- **What you should do**
Read the data and repeat it in full, exactly.
##### Input for this task
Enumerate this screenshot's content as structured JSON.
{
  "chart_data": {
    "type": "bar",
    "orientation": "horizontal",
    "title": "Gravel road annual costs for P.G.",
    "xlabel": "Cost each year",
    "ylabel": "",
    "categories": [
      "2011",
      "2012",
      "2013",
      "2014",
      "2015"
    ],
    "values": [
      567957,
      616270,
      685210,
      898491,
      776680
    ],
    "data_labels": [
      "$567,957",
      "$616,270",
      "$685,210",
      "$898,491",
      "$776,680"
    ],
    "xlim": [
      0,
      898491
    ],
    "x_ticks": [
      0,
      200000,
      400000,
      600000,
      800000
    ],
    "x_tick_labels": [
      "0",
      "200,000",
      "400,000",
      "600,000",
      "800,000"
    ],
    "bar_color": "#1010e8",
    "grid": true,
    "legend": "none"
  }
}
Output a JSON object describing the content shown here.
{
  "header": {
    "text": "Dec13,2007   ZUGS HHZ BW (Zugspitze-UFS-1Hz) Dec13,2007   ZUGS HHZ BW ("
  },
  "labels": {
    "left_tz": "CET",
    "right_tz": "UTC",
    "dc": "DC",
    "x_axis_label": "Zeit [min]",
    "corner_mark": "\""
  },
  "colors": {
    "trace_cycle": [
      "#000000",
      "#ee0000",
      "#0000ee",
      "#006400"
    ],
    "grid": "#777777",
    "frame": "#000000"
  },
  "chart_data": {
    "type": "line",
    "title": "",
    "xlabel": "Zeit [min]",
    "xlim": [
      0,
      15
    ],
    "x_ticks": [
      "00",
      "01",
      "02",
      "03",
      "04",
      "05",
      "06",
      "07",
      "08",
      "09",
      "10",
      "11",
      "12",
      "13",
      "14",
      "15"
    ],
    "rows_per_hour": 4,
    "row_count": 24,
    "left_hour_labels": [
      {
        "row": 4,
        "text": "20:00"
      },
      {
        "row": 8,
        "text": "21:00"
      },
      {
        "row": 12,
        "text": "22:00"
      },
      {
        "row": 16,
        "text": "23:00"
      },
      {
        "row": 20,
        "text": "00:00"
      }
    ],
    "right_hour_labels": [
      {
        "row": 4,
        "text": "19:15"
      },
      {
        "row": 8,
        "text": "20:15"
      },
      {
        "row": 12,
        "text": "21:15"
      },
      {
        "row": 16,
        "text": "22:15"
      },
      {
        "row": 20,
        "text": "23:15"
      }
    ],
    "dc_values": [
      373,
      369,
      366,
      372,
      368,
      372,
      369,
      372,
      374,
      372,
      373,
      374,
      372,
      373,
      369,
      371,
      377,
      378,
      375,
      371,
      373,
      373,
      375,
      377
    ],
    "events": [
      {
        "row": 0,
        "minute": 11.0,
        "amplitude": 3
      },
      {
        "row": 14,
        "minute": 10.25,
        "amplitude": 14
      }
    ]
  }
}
##########
- **Response**
Enumerate this screenshot's content as structured JSON.
{
  "chart_data": {
    "type": "bar",
    "orientation": "horizontal",
    "title": "Gravel road annual costs for P.G.",
    "xlabel": "Cost each year",
    "ylabel": "",
    "categories": [
      "2011",
      "2012",
      "2013",
      "2014",
      "2015"
    ],
    "values": [
      567957,
      616270,
      685210,
      898491,
      776680
    ],
    "data_labels": [
      "$567,957",
      "$616,270",
      "$685,210",
      "$898,491",
      "$776,680"
    ],
    "xlim": [
      0,
      898491
    ],
    "x_ticks": [
      0,
      200000,
      400000,
      600000,
      800000
    ],
    "x_tick_labels": [
      "0",
      "200,000",
      "400,000",
      "600,000",
      "800,000"
    ],
    "bar_color": "#1010e8",
    "grid": true,
    "legend": "none"
  }
}
Output a JSON object describing the content shown here.
{
  "header": {
    "text": "Dec13,2007   ZUGS HHZ BW (Zugspitze-UFS-1Hz) Dec13,2007   ZUGS HHZ BW ("
  },
  "labels": {
    "left_tz": "CET",
    "right_tz": "UTC",
    "dc": "DC",
    "x_axis_label": "Zeit [min]",
    "corner_mark": "\""
  },
  "colors": {
    "trace_cycle": [
      "#000000",
      "#ee0000",
      "#0000ee",
      "#006400"
    ],
    "grid": "#777777",
    "frame": "#000000"
  },
  "chart_data": {
    "type": "line",
    "title": "",
    "xlabel": "Zeit [min]",
    "xlim": [
      0,
      15
    ],
    "x_ticks": [
      "00",
      "01",
      "02",
      "03",
      "04",
      "05",
      "06",
      "07",
      "08",
      "09",
      "10",
      "11",
      "12",
      "13",
      "14",
      "15"
    ],
    "rows_per_hour": 4,
    "row_count": 24,
    "left_hour_labels": [
      {
        "row": 4,
        "text": "20:00"
      },
      {
        "row": 8,
        "text": "21:00"
      },
      {
        "row": 12,
        "text": "22:00"
      },
      {
        "row": 16,
        "text": "23:00"
      },
      {
        "row": 20,
        "text": "00:00"
      }
    ],
    "right_hour_labels": [
      {
        "row": 4,
        "text": "19:15"
      },
      {
        "row": 8,
        "text": "20:15"
      },
      {
        "row": 12,
        "text": "21:15"
      },
      {
        "row": 16,
        "text": "22:15"
      },
      {
        "row": 20,
        "text": "23:15"
      }
    ],
    "dc_values": [
      373,
      369,
      366,
      372,
      368,
      372,
      369,
      372,
      374,
      372,
      373,
      374,
      372,
      373,
      369,
      371,
      377,
      378,
      375,
      371,
      373,
      373,
      375,
      377
    ],
    "events": [
      {
        "row": 0,
        "minute": 11.0,
        "amplitude": 3
      },
      {
        "row": 14,
        "minute": 10.25,
        "amplitude": 14
      }
    ]
  }
}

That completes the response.